### EXERCISE GOAL
Reproduce each line bearing the word "this".

--------------------------------

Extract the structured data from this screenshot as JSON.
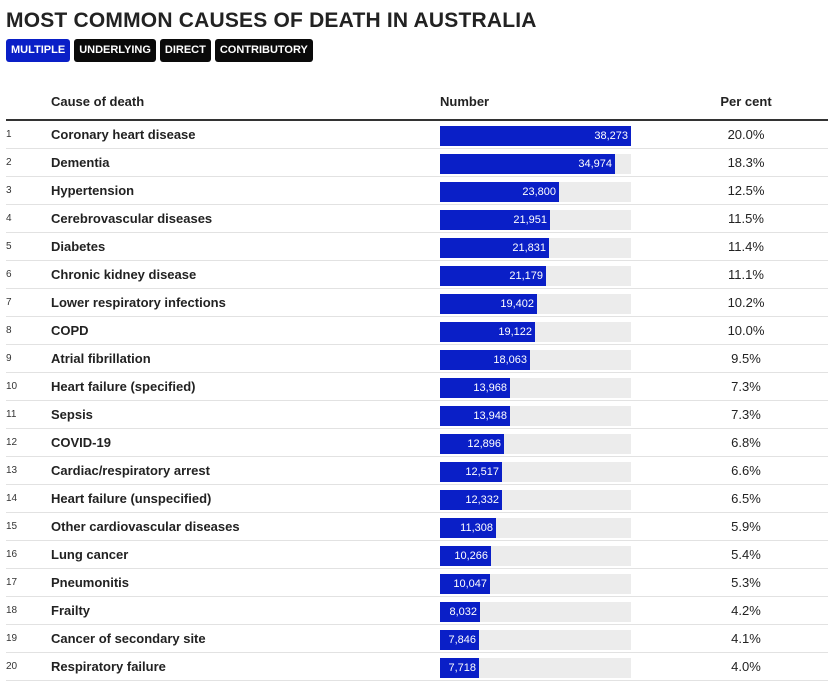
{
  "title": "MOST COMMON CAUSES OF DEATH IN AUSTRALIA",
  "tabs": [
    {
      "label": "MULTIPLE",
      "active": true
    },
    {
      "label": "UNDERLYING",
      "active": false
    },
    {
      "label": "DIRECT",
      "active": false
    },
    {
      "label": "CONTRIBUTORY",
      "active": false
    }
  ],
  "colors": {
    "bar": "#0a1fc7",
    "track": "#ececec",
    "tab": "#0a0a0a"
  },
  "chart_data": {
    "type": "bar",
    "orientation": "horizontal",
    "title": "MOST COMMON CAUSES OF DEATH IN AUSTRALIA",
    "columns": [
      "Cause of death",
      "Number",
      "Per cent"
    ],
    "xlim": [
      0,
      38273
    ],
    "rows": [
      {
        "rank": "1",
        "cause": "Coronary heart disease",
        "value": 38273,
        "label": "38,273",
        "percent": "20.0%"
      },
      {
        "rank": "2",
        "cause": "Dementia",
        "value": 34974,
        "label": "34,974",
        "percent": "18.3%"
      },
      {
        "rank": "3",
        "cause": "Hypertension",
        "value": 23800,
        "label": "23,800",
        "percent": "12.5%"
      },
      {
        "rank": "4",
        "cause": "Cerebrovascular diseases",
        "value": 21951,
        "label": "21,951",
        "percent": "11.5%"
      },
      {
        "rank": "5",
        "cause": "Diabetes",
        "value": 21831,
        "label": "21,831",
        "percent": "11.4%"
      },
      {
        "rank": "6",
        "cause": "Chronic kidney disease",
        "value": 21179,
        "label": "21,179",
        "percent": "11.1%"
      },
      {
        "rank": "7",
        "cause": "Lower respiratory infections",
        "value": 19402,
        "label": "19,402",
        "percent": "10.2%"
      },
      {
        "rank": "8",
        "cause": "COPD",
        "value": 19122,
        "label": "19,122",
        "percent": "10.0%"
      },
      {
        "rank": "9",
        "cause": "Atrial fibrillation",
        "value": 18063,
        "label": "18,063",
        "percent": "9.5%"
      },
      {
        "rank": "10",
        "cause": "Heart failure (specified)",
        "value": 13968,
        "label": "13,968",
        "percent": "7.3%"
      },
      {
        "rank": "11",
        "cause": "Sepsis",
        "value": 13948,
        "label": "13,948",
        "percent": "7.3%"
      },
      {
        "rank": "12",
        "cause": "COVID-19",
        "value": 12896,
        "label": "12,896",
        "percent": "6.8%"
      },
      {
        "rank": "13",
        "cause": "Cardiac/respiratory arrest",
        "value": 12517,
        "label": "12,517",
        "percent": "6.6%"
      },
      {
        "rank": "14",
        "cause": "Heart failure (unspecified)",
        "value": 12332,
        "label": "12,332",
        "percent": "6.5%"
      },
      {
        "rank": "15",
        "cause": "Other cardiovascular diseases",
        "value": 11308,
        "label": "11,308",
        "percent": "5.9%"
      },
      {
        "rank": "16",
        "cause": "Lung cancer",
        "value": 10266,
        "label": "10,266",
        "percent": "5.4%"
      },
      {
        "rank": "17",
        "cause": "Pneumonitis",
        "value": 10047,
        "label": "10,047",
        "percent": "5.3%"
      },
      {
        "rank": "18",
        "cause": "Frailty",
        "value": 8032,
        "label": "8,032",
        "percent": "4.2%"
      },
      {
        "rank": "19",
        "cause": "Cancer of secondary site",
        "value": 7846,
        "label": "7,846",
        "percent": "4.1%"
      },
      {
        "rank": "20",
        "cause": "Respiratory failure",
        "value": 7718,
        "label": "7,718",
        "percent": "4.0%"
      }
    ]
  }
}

--------------------------------

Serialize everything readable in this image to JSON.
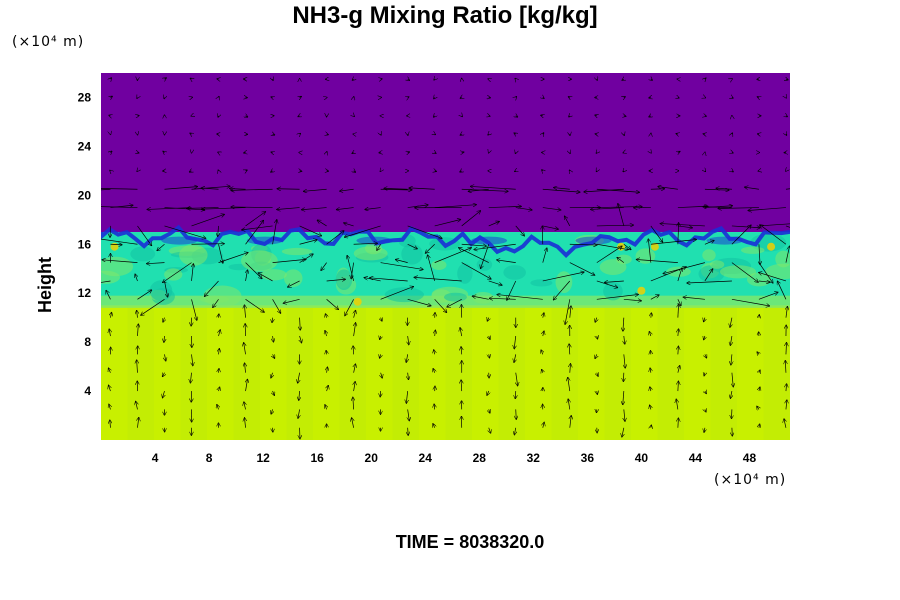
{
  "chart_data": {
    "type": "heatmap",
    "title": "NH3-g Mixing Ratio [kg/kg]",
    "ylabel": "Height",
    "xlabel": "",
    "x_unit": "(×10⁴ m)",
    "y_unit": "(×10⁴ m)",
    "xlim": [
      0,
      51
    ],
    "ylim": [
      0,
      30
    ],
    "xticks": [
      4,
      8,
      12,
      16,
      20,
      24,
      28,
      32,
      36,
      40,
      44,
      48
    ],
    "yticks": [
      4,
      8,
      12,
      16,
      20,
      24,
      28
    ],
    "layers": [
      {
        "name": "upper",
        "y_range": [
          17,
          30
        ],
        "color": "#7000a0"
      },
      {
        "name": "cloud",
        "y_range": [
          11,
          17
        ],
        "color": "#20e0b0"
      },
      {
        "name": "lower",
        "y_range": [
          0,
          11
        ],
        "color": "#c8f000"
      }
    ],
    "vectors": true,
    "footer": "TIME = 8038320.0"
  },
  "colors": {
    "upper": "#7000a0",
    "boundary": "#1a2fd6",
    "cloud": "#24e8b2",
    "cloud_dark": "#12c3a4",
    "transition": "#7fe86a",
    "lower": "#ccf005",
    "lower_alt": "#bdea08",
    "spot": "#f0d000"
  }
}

--------------------------------

### WRITTEN ANSWER
Extract the structured data from this screenshot as JSON.
Serialize everything readable in this image to JSON.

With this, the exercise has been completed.